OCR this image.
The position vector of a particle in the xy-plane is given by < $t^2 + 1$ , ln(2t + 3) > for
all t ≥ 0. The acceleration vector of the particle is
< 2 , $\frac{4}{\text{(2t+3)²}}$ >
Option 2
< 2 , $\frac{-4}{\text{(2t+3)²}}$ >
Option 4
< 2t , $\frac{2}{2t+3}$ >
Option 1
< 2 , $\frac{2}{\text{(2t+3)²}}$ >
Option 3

[Directions]:
Retype all of the material above with every character intact.

[Result of this exercise]:
OCR this image.
The position vector of a particle in the xy-plane is given by < $t^2 + 1$ , ln(2t + 3) > for
all t ≥ 0. The acceleration vector of the particle is
< 2 , $\frac{4}{\text{(2t+3)²}}$ >
Option 2
< 2 , $\frac{-4}{\text{(2t+3)²}}$ >
Option 4
< 2t , $\frac{2}{2t+3}$ >
Option 1
< 2 , $\frac{2}{\text{(2t+3)²}}$ >
Option 3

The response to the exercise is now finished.